### Goal:
Exactly repeat all the records below, omitting the images they hold.

* start *

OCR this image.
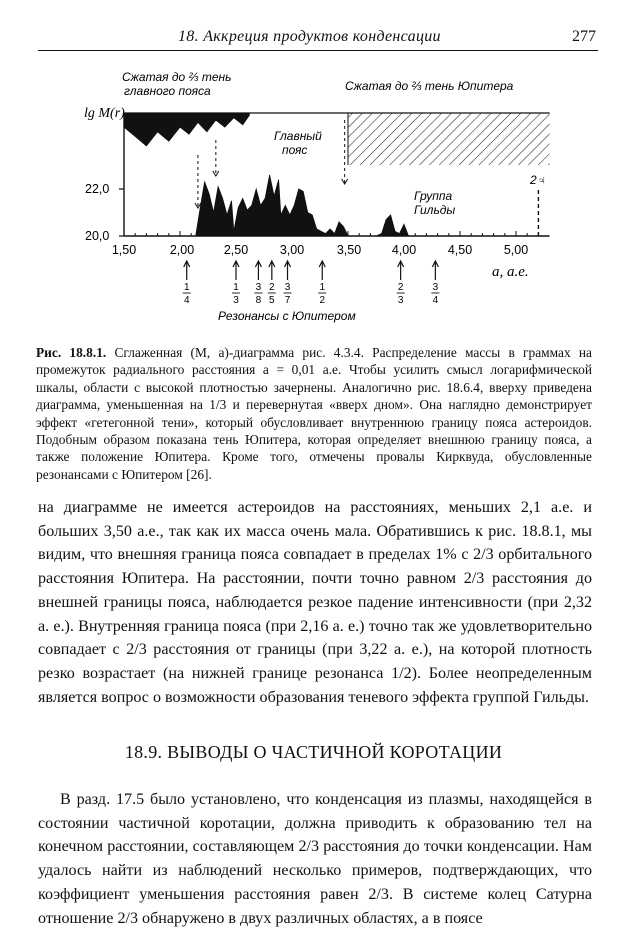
18. Аккреция продуктов конденсации	277
lg M(r)
22,0
20,0
1,50	2,00 2,50	3,00	3,50 4,00	4,50	5,00
a, a.e.
Сжатая до ⅔ тень
главного пояса	Сжатая до ⅔ тень Юпитера
Главный
пояс
Группа
Гильды
2♃
Резонансы с Юпитером
1
4
1
3
3
8
2
5
3
7
1
2
2
3
3
4
Рис. 18.8.1. Сглаженная (M, a)-диаграмма рис. 4.3.4. Распределение массы в граммах на промежуток радиального расстояния a = 0,01 а.е. Чтобы усилить смысл логарифмической шкалы, области с высокой плотностью зачернены. Аналогично рис. 18.6.4, вверху приведена диаграмма, уменьшенная на 1/3 и перевернутая «вверх дном». Она наглядно демонстрирует эффект «гетегонной тени», который обусловливает внутреннюю границу пояса астероидов. Подобным образом показана тень Юпитера, которая определяет внешнюю границу пояса, а также положение Юпитера. Кроме того, отмечены провалы Кирквуда, обусловленные резонансами с Юпитером [26].
на диаграмме не имеется астероидов на расстояниях, меньших 2,1 а.е. и больших 3,50 а.е., так как их масса очень мала. Обратившись к рис. 18.8.1, мы видим, что внешняя граница пояса совпадает в пределах 1% с 2/3 орбитального расстояния Юпитера. На расстоянии, почти точно равном 2/3 расстояния до внешней границы пояса, наблюдается резкое падение интенсивности (при 2,32 а. е.). Внутренняя граница пояса (при 2,16 а. е.) точно так же удовлетворительно совпадает с 2/3 расстояния от границы (при 3,22 а. е.), на которой плотность резко возрастает (на нижней границе резонанса 1/2). Более неопределенным является вопрос о возможности образования теневого эффекта группой Гильды.
18.9. ВЫВОДЫ О ЧАСТИЧНОЙ КОРОТАЦИИ
В разд. 17.5 было установлено, что конденсация из плазмы, находящейся в состоянии частичной коротации, должна приводить к образованию тел на конечном расстоянии, составляющем 2/3 расстояния до точки конденсации. Нам удалось найти из наблюдений несколько примеров, подтверждающих, что коэффициент уменьшения расстояния равен 2/3. В системе колец Сатурна отношение 2/3 обнаружено в двух различных областях, а в поясе
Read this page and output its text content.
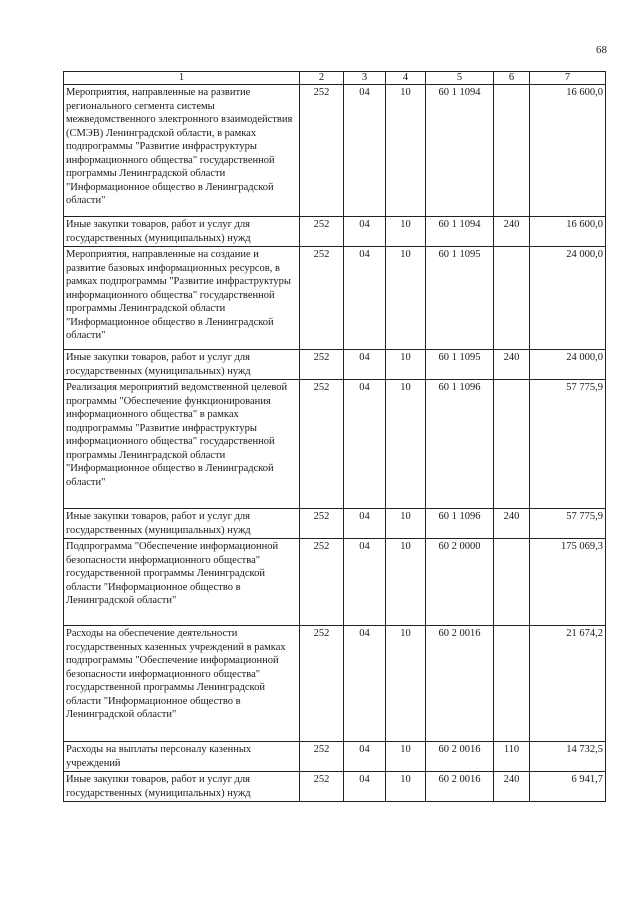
68
1	2	3	4	5	6	7
Мероприятия, направленные на развитие регионального сегмента системы межведомственного электронного взаимодействия (СМЭВ) Ленинградской области, в рамках подпрограммы "Развитие инфраструктуры информационного общества" государственной программы Ленинградской области "Информационное общество в Ленинградской области"	252	04	10	60 1 1094		16 600,0
Иные закупки товаров, работ и услуг для государственных (муниципальных) нужд	252	04	10	60 1 1094	240	16 600,0
Мероприятия, направленные на создание и развитие базовых информационных ресурсов, в рамках подпрограммы "Развитие инфраструктуры информационного общества" государственной программы Ленинградской области "Информационное общество в Ленинградской области"	252	04	10	60 1 1095		24 000,0
Иные закупки товаров, работ и услуг для государственных (муниципальных) нужд	252	04	10	60 1 1095	240	24 000,0
Реализация мероприятий ведомственной целевой программы "Обеспечение функционирования информационного общества" в рамках подпрограммы "Развитие инфраструктуры информационного общества" государственной программы Ленинградской области "Информационное общество в Ленинградской области"	252	04	10	60 1 1096		57 775,9
Иные закупки товаров, работ и услуг для государственных (муниципальных) нужд	252	04	10	60 1 1096	240	57 775,9
Подпрограмма "Обеспечение информационной безопасности информационного общества" государственной программы Ленинградской области "Информационное общество в Ленинградской области"	252	04	10	60 2 0000		175 069,3
Расходы на обеспечение деятельности государственных казенных учреждений в рамках подпрограммы "Обеспечение информационной безопасности информационного общества" государственной программы Ленинградской области "Информационное общество в Ленинградской области"	252	04	10	60 2 0016		21 674,2
Расходы на выплаты персоналу казенных учреждений	252	04	10	60 2 0016	110	14 732,5
Иные закупки товаров, работ и услуг для государственных (муниципальных) нужд	252	04	10	60 2 0016	240	6 941,7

* end *

### Solution:
OCR this image.
18. Аккреция продуктов конденсации	277
lg M(r)
22,0
20,0
1,50	2,00 2,50	3,00	3,50 4,00	4,50	5,00
a, a.e.
Сжатая до ⅔ тень
главного пояса	Сжатая до ⅔ тень Юпитера
Главный
пояс
Группа
Гильды
2♃
Резонансы с Юпитером
1
4
1
3
3
8
2
5
3
7
1
2
2
3
3
4
Рис. 18.8.1. Сглаженная (M, a)-диаграмма рис. 4.3.4. Распределение массы в граммах на промежуток радиального расстояния a = 0,01 а.е. Чтобы усилить смысл логарифмической шкалы, области с высокой плотностью зачернены. Аналогично рис. 18.6.4, вверху приведена диаграмма, уменьшенная на 1/3 и перевернутая «вверх дном». Она наглядно демонстрирует эффект «гетегонной тени», который обусловливает внутреннюю границу пояса астероидов. Подобным образом показана тень Юпитера, которая определяет внешнюю границу пояса, а также положение Юпитера. Кроме того, отмечены провалы Кирквуда, обусловленные резонансами с Юпитером [26].
на диаграмме не имеется астероидов на расстояниях, меньших 2,1 а.е. и больших 3,50 а.е., так как их масса очень мала. Обратившись к рис. 18.8.1, мы видим, что внешняя граница пояса совпадает в пределах 1% с 2/3 орбитального расстояния Юпитера. На расстоянии, почти точно равном 2/3 расстояния до внешней границы пояса, наблюдается резкое падение интенсивности (при 2,32 а. е.). Внутренняя граница пояса (при 2,16 а. е.) точно так же удовлетворительно совпадает с 2/3 расстояния от границы (при 3,22 а. е.), на которой плотность резко возрастает (на нижней границе резонанса 1/2). Более неопределенным является вопрос о возможности образования теневого эффекта группой Гильды.
18.9. ВЫВОДЫ О ЧАСТИЧНОЙ КОРОТАЦИИ
В разд. 17.5 было установлено, что конденсация из плазмы, находящейся в состоянии частичной коротации, должна приводить к образованию тел на конечном расстоянии, составляющем 2/3 расстояния до точки конденсации. Нам удалось найти из наблюдений несколько примеров, подтверждающих, что коэффициент уменьшения расстояния равен 2/3. В системе колец Сатурна отношение 2/3 обнаружено в двух различных областях, а в поясе
Read this page and output its text content.
68
1	2	3	4	5	6	7
Мероприятия, направленные на развитие регионального сегмента системы межведомственного электронного взаимодействия (СМЭВ) Ленинградской области, в рамках подпрограммы "Развитие инфраструктуры информационного общества" государственной программы Ленинградской области "Информационное общество в Ленинградской области"	252	04	10	60 1 1094		16 600,0
Иные закупки товаров, работ и услуг для государственных (муниципальных) нужд	252	04	10	60 1 1094	240	16 600,0
Мероприятия, направленные на создание и развитие базовых информационных ресурсов, в рамках подпрограммы "Развитие инфраструктуры информационного общества" государственной программы Ленинградской области "Информационное общество в Ленинградской области"	252	04	10	60 1 1095		24 000,0
Иные закупки товаров, работ и услуг для государственных (муниципальных) нужд	252	04	10	60 1 1095	240	24 000,0
Реализация мероприятий ведомственной целевой программы "Обеспечение функционирования информационного общества" в рамках подпрограммы "Развитие инфраструктуры информационного общества" государственной программы Ленинградской области "Информационное общество в Ленинградской области"	252	04	10	60 1 1096		57 775,9
Иные закупки товаров, работ и услуг для государственных (муниципальных) нужд	252	04	10	60 1 1096	240	57 775,9
Подпрограмма "Обеспечение информационной безопасности информационного общества" государственной программы Ленинградской области "Информационное общество в Ленинградской области"	252	04	10	60 2 0000		175 069,3
Расходы на обеспечение деятельности государственных казенных учреждений в рамках подпрограммы "Обеспечение информационной безопасности информационного общества" государственной программы Ленинградской области "Информационное общество в Ленинградской области"	252	04	10	60 2 0016		21 674,2
Расходы на выплаты персоналу казенных учреждений	252	04	10	60 2 0016	110	14 732,5
Иные закупки товаров, работ и услуг для государственных (муниципальных) нужд	252	04	10	60 2 0016	240	6 941,7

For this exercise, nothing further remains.